◆ **The request**:
Examine the records and identify each line that includes the string "swatch". Copy those lines.

Figure dataset records:
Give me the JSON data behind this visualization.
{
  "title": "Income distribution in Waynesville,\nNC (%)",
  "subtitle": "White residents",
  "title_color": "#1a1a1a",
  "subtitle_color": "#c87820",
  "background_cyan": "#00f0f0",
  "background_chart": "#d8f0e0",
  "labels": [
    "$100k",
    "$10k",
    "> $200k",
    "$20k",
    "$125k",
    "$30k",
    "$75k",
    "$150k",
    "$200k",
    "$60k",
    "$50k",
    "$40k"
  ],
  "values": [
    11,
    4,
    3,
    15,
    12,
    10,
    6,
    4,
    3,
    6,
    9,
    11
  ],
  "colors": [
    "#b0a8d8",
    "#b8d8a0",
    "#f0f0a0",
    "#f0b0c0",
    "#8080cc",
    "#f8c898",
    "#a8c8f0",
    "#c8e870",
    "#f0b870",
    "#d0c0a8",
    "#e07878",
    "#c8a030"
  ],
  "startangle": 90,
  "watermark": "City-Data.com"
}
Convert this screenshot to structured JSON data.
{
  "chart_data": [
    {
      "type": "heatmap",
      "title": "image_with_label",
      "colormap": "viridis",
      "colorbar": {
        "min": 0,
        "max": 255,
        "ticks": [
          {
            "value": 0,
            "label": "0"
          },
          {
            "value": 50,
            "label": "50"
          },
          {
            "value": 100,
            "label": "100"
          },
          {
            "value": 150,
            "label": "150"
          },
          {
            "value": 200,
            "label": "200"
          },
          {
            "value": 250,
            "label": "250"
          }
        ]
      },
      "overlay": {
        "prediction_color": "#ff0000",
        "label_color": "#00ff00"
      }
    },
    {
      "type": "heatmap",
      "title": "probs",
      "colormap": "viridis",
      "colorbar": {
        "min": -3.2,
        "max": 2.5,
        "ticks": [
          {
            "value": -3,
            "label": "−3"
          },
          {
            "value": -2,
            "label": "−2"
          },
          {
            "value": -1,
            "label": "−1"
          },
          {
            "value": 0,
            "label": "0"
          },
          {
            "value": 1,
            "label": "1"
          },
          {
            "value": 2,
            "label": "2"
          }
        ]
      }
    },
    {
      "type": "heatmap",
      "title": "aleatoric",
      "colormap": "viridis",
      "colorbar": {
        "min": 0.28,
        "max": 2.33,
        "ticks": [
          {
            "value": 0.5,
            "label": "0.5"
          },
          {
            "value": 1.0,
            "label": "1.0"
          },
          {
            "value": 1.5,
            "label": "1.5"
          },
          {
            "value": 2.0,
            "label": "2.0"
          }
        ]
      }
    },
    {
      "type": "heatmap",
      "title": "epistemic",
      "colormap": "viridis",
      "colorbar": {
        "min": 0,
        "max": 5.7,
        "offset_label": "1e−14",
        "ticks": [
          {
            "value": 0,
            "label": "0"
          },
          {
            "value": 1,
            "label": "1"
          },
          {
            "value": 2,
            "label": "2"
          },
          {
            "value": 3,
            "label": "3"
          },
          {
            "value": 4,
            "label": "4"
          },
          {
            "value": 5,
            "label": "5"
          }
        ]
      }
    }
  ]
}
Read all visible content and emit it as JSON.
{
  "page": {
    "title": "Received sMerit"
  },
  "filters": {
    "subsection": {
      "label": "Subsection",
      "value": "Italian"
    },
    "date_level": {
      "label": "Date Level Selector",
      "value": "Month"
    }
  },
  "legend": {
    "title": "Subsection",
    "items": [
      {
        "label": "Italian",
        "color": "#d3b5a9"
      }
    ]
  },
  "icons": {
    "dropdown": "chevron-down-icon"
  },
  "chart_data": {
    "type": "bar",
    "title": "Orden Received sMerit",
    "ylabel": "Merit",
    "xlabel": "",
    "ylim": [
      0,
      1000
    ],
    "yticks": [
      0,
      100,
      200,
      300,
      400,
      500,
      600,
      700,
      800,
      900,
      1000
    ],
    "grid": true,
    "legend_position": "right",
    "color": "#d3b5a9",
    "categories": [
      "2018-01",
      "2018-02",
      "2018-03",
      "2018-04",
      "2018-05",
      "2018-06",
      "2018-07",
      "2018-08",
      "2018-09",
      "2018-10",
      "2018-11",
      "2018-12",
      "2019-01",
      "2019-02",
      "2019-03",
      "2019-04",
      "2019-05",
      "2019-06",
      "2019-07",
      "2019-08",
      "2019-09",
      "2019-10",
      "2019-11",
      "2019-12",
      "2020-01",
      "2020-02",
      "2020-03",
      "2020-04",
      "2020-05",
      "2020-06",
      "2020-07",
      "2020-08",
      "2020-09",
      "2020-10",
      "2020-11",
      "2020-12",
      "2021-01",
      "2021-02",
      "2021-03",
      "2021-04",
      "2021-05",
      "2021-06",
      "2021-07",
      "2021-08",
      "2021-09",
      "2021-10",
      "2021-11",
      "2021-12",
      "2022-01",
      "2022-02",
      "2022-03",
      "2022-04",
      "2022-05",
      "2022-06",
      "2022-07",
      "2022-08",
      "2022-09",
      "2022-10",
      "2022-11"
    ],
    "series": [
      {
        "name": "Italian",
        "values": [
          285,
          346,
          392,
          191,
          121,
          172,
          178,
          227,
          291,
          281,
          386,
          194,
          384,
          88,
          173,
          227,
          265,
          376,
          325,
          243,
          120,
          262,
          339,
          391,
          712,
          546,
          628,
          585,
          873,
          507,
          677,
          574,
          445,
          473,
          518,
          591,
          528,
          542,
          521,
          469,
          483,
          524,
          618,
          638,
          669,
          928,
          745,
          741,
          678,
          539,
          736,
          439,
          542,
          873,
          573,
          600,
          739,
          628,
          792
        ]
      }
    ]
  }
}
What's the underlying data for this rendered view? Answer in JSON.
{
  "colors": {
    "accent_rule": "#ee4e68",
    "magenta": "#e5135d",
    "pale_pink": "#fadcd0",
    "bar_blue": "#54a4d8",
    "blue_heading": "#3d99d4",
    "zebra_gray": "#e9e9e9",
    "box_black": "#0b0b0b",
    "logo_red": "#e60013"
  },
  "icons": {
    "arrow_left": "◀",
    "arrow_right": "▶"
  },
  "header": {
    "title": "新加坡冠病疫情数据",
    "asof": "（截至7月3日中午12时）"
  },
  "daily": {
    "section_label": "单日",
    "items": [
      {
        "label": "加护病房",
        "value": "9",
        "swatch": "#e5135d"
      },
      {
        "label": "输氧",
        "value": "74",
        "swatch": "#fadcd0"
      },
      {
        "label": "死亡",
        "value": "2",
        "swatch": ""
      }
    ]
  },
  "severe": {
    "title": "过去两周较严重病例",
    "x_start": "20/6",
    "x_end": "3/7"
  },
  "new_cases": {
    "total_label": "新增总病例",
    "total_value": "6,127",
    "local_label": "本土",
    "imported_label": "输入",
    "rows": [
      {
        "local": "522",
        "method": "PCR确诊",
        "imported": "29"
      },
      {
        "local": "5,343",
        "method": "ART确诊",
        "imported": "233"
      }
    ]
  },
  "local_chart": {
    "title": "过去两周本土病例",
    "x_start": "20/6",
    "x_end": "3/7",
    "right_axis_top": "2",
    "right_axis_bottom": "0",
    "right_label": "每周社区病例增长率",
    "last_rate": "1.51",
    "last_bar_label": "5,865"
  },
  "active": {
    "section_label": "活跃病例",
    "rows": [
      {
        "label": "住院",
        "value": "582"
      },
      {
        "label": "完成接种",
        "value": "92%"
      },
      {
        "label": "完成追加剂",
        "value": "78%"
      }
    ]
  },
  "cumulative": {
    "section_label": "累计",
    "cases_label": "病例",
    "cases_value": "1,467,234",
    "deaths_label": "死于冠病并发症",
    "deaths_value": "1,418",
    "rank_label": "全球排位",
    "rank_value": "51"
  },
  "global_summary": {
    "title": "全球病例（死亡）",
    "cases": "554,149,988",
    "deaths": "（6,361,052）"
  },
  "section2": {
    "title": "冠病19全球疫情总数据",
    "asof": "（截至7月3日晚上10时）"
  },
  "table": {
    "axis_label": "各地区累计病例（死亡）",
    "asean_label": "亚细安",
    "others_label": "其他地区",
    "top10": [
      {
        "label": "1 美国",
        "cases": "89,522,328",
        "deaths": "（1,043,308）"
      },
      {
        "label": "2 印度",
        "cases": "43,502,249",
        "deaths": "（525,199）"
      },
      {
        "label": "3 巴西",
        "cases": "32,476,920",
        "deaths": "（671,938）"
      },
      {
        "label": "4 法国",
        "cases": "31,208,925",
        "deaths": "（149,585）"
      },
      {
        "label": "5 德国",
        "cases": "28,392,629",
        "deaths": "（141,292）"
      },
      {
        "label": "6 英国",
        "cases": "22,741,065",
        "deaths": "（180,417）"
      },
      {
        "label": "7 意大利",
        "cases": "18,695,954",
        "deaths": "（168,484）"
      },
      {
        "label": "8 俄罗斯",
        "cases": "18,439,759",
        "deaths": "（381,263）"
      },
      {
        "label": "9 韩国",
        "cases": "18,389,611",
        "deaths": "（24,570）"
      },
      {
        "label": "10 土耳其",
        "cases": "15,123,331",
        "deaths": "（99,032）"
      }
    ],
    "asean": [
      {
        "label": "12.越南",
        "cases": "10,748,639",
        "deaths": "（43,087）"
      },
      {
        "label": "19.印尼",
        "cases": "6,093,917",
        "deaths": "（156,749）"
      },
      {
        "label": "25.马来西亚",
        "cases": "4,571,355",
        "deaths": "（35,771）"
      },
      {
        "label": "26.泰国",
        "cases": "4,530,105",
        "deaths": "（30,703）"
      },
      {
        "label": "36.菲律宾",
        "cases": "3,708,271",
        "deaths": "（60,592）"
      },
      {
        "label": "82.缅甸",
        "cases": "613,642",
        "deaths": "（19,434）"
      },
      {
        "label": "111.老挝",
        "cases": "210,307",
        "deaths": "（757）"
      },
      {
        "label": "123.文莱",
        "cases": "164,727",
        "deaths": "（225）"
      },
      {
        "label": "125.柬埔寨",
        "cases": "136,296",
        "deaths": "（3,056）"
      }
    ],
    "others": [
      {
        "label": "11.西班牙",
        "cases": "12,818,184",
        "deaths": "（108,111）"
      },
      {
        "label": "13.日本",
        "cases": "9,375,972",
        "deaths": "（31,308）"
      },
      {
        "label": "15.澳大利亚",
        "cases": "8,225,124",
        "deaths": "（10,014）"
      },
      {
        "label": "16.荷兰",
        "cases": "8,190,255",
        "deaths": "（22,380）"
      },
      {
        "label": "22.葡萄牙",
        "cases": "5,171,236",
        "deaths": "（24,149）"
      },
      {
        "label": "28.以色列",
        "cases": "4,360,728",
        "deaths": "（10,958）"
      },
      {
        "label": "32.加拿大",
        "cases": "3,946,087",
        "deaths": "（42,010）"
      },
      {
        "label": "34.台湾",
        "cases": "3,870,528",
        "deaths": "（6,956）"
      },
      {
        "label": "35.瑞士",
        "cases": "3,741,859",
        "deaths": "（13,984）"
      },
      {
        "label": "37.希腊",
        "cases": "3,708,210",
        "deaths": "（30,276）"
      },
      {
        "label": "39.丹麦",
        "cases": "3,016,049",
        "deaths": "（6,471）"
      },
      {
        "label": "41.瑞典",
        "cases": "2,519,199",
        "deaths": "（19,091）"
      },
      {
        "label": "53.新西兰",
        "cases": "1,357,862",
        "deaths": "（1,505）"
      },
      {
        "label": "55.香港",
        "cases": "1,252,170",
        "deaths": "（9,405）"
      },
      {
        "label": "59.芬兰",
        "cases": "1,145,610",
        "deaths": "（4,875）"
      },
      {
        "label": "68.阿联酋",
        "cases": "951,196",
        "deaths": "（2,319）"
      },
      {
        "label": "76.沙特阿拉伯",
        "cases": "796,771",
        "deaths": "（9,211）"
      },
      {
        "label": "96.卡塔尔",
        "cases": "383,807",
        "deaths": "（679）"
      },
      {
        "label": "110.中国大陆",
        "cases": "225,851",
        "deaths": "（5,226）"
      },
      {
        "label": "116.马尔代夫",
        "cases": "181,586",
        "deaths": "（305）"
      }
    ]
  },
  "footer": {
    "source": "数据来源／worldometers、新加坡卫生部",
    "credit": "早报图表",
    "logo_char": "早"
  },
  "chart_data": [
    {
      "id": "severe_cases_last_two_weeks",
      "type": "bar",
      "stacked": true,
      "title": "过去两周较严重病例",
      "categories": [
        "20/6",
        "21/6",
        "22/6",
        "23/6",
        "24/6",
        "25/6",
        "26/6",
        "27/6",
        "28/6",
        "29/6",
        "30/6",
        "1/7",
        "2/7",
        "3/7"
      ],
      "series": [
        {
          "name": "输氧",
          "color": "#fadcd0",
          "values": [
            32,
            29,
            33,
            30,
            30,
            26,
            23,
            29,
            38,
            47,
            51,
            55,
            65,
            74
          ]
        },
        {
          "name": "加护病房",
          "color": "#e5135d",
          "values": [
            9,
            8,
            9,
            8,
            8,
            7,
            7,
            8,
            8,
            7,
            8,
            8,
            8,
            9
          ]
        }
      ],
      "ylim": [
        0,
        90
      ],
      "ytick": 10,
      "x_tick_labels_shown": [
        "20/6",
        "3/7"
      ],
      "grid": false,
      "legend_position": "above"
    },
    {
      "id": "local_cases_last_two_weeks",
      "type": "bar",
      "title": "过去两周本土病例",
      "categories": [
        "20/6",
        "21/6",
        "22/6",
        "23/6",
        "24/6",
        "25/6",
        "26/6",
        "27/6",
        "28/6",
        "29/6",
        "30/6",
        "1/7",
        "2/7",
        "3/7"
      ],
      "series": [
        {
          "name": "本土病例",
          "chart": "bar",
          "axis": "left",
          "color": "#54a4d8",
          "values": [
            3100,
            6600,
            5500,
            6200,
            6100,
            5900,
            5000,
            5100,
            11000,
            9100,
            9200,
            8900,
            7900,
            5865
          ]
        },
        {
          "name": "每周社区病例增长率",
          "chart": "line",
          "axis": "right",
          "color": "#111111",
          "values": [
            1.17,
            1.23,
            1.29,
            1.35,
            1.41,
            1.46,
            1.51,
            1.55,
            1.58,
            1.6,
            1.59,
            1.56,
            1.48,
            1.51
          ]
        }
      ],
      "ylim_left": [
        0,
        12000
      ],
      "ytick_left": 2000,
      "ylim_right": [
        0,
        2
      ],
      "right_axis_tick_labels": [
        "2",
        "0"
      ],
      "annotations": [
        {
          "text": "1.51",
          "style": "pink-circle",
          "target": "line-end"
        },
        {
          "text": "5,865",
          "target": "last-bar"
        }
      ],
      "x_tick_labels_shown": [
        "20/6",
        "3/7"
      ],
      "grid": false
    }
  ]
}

◆ **In response**:
        "swatch": "#e5135d"
        "swatch": "#fadcd0"
        "swatch": ""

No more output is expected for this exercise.